(WRITTEN INSTRUCTION) Please retype the records below exactly, leaving out any pictures.
━━ PROVIDED DATA ━━
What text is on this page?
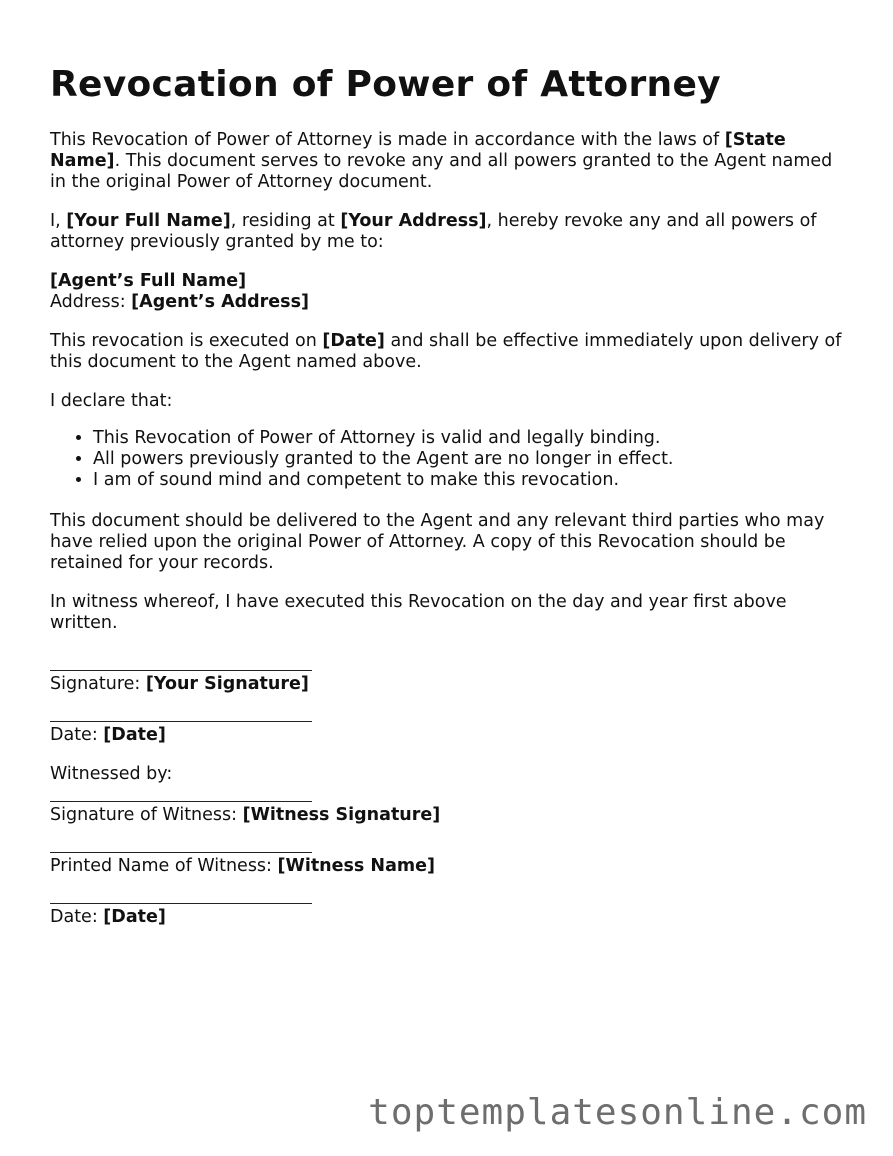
Revocation of Power of Attorney

This Revocation of Power of Attorney is made in accordance with the laws of [State Name]. This document serves to revoke any and all powers granted to the Agent named in the original Power of Attorney document.

I, [Your Full Name], residing at [Your Address], hereby revoke any and all powers of attorney previously granted by me to:

[Agent’s Full Name]
Address: [Agent’s Address]

This revocation is executed on [Date] and shall be effective immediately upon delivery of this document to the Agent named above.

I declare that:

• This Revocation of Power of Attorney is valid and legally binding.
• All powers previously granted to the Agent are no longer in effect.
• I am of sound mind and competent to make this revocation.

This document should be delivered to the Agent and any relevant third parties who may have relied upon the original Power of Attorney. A copy of this Revocation should be retained for your records.

In witness whereof, I have executed this Revocation on the day and year first above written.

Signature: [Your Signature]
Date: [Date]

Witnessed by:

Signature of Witness: [Witness Signature]
Printed Name of Witness: [Witness Name]
Date: [Date]
toptemplatesonline.com
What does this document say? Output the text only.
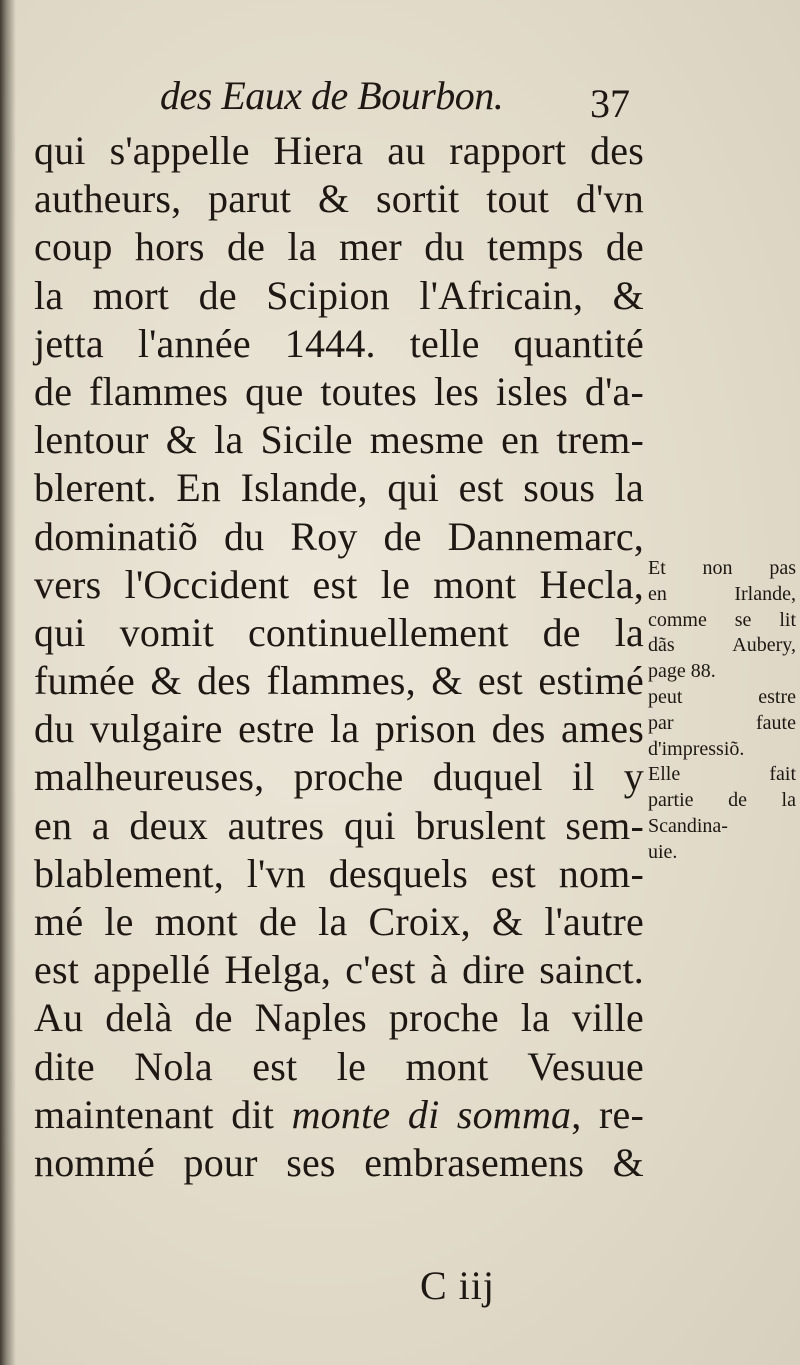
des Eaux de Bourbon. 37
qui s'appelle Hiera au rapport des
autheurs, parut & sortit tout d'vn
coup hors de la mer du temps de
la mort de Scipion l'Africain, &
jetta l'année 1444. telle quantité
de flammes que toutes les isles d'a-
lentour & la Sicile mesme en trem-
blerent. En Islande, qui est sous la
dominatiõ du Roy de Dannemarc,
vers l'Occident est le mont Hecla,
qui vomit continuellement de la
fumée & des flammes, & est estimé
du vulgaire estre la prison des ames
malheureuses, proche duquel il y
en a deux autres qui bruslent sem-
blablement, l'vn desquels est nom-
mé le mont de la Croix, & l'autre
est appellé Helga, c'est à dire sainct.
Au delà de Naples proche la ville
dite Nola est le mont Vesuue
maintenant dit monte di somma, re-
nommé pour ses embrasemens &
Et non pas
en Irlande,
comme se lit
dãs Aubery,
page 88.
peut estre
par faute
d'impressiõ.
Elle fait
partie de la
Scandina-
uie.
C iij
━━━
(TASK RESPONSE)
What text is on this page?
Revocation of Power of Attorney

This Revocation of Power of Attorney is made in accordance with the laws of [State Name]. This document serves to revoke any and all powers granted to the Agent named in the original Power of Attorney document.

I, [Your Full Name], residing at [Your Address], hereby revoke any and all powers of attorney previously granted by me to:

[Agent’s Full Name]
Address: [Agent’s Address]

This revocation is executed on [Date] and shall be effective immediately upon delivery of this document to the Agent named above.

I declare that:

• This Revocation of Power of Attorney is valid and legally binding.
• All powers previously granted to the Agent are no longer in effect.
• I am of sound mind and competent to make this revocation.

This document should be delivered to the Agent and any relevant third parties who may have relied upon the original Power of Attorney. A copy of this Revocation should be retained for your records.

In witness whereof, I have executed this Revocation on the day and year first above written.

Signature: [Your Signature]
Date: [Date]

Witnessed by:

Signature of Witness: [Witness Signature]
Printed Name of Witness: [Witness Name]
Date: [Date]
toptemplatesonline.com
What does this document say? Output the text only.
des Eaux de Bourbon. 37
qui s'appelle Hiera au rapport des
autheurs, parut & sortit tout d'vn
coup hors de la mer du temps de
la mort de Scipion l'Africain, &
jetta l'année 1444. telle quantité
de flammes que toutes les isles d'a-
lentour & la Sicile mesme en trem-
blerent. En Islande, qui est sous la
dominatiõ du Roy de Dannemarc,
vers l'Occident est le mont Hecla,
qui vomit continuellement de la
fumée & des flammes, & est estimé
du vulgaire estre la prison des ames
malheureuses, proche duquel il y
en a deux autres qui bruslent sem-
blablement, l'vn desquels est nom-
mé le mont de la Croix, & l'autre
est appellé Helga, c'est à dire sainct.
Au delà de Naples proche la ville
dite Nola est le mont Vesuue
maintenant dit monte di somma, re-
nommé pour ses embrasemens &
Et non pas
en Irlande,
comme se lit
dãs Aubery,
page 88.
peut estre
par faute
d'impressiõ.
Elle fait
partie de la
Scandina-
uie.
C iij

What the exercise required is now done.